● **YOUR OBJECTIVE**: Whenever a line below holds the word "xlabel", copy that line.

● **Records from a collection of figures**:
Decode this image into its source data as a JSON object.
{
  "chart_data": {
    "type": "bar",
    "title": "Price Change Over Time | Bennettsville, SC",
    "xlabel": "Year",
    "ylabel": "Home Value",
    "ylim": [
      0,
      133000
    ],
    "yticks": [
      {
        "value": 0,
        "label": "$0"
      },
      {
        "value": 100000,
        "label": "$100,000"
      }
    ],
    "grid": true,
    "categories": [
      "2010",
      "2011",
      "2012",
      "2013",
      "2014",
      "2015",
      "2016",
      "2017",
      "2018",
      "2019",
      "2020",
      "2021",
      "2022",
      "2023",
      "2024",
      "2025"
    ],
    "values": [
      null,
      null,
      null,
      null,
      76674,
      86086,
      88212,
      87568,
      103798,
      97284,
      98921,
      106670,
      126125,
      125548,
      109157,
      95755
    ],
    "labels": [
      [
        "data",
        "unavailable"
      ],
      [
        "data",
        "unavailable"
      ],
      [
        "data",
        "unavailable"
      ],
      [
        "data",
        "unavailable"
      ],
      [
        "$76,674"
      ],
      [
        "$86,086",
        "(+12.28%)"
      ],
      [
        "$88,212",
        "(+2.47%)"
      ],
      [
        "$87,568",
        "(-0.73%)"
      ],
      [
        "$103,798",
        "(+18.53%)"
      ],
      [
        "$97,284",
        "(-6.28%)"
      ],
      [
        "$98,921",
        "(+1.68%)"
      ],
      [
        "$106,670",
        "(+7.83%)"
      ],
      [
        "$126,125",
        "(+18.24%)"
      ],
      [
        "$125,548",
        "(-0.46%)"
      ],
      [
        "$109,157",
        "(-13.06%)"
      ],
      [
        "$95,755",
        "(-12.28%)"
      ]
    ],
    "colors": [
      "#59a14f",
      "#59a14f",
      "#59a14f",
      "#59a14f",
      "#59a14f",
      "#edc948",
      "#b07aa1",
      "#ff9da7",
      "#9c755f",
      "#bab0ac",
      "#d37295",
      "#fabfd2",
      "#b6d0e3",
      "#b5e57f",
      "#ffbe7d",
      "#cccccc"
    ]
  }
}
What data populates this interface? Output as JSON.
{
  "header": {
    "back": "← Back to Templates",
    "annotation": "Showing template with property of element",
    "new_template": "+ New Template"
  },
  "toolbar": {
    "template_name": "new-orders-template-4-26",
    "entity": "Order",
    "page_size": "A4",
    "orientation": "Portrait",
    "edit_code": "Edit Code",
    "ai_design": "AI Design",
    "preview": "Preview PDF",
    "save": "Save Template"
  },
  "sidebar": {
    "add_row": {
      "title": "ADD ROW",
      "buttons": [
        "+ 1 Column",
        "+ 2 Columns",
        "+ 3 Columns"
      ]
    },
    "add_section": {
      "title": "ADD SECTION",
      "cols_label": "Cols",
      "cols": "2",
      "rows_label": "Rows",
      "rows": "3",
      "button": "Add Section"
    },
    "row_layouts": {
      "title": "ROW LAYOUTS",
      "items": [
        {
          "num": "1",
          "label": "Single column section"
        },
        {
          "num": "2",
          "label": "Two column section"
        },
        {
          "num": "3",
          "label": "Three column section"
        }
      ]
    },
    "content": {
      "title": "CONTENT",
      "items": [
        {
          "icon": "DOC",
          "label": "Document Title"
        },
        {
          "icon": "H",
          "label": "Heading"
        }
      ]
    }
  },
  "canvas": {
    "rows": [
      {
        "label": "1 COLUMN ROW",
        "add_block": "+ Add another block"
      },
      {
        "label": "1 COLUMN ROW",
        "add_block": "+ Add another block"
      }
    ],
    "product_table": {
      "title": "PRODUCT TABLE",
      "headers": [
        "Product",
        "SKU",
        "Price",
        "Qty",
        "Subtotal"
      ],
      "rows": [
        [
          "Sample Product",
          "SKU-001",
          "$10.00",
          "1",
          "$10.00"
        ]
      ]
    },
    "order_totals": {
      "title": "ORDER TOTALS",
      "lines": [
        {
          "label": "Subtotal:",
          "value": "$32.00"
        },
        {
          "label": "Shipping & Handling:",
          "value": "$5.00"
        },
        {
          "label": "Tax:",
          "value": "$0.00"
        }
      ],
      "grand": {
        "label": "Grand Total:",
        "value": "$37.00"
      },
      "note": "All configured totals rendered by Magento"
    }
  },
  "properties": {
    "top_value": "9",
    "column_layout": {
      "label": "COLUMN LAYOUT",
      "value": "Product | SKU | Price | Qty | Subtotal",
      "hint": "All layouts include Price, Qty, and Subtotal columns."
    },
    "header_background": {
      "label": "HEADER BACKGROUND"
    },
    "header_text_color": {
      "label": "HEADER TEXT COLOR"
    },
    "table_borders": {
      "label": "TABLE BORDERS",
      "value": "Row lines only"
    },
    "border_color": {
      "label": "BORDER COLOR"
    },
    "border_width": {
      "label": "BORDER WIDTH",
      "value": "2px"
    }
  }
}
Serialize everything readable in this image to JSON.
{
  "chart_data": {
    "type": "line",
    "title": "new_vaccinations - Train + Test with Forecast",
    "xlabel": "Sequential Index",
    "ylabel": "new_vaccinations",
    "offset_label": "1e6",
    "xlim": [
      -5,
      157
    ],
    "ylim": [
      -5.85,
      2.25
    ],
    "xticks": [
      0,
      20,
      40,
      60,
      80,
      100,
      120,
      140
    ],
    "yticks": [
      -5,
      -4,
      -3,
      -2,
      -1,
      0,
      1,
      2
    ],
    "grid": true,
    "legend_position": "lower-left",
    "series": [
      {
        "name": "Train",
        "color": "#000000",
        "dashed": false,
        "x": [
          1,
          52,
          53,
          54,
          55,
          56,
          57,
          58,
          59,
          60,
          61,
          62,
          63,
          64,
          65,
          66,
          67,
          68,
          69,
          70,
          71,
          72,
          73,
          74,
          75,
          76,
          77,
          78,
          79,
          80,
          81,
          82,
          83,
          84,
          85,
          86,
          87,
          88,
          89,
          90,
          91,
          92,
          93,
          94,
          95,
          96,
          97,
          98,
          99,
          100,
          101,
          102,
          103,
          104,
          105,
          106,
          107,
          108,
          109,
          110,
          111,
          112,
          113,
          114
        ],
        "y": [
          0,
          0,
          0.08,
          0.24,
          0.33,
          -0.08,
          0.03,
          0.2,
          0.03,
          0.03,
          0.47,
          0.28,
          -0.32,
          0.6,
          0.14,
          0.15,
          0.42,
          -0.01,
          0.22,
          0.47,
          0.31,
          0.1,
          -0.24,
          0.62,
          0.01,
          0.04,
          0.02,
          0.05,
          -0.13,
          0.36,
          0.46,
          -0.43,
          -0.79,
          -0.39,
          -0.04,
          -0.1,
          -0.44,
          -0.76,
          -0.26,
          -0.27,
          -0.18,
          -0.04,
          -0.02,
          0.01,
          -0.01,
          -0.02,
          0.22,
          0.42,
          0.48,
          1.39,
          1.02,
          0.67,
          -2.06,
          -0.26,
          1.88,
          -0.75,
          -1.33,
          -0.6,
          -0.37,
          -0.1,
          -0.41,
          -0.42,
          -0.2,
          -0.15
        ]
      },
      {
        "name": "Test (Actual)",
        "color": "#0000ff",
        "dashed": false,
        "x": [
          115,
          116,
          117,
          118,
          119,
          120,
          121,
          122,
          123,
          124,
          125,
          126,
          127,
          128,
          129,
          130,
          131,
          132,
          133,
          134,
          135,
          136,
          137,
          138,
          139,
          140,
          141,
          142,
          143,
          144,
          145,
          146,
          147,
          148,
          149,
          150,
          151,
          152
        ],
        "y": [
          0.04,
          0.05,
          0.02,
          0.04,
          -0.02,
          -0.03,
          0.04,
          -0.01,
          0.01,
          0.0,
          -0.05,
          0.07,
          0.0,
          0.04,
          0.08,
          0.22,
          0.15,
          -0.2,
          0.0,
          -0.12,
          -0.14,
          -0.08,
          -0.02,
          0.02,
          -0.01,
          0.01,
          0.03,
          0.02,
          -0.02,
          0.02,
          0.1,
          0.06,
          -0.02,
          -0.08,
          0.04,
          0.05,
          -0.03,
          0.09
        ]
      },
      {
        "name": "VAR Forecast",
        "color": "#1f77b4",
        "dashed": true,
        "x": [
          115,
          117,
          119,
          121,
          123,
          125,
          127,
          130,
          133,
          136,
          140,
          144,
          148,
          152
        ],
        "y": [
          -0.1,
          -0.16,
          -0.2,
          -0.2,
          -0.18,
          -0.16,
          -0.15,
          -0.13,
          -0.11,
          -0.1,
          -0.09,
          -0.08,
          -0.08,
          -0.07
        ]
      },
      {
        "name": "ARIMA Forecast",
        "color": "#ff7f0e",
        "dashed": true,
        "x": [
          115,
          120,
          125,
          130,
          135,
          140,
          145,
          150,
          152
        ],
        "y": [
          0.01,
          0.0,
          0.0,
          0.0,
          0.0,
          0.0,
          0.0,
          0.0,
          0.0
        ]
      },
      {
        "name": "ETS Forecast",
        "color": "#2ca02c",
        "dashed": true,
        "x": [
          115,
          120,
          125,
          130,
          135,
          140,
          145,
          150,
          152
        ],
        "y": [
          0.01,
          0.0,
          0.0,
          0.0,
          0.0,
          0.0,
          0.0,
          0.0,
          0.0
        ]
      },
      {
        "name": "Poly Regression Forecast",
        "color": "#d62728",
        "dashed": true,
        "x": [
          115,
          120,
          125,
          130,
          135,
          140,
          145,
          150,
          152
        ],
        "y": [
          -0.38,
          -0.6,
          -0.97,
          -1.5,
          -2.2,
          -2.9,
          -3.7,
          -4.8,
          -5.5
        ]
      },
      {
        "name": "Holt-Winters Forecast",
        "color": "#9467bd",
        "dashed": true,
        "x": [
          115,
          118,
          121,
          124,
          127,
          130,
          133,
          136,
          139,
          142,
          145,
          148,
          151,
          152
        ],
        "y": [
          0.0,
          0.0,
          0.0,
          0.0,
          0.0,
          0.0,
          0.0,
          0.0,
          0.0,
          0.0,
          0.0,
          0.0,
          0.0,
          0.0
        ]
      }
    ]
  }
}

● **COMPLETED EXERCISE**:
    "xlabel": "Year",
    "xlabel": "Sequential Index",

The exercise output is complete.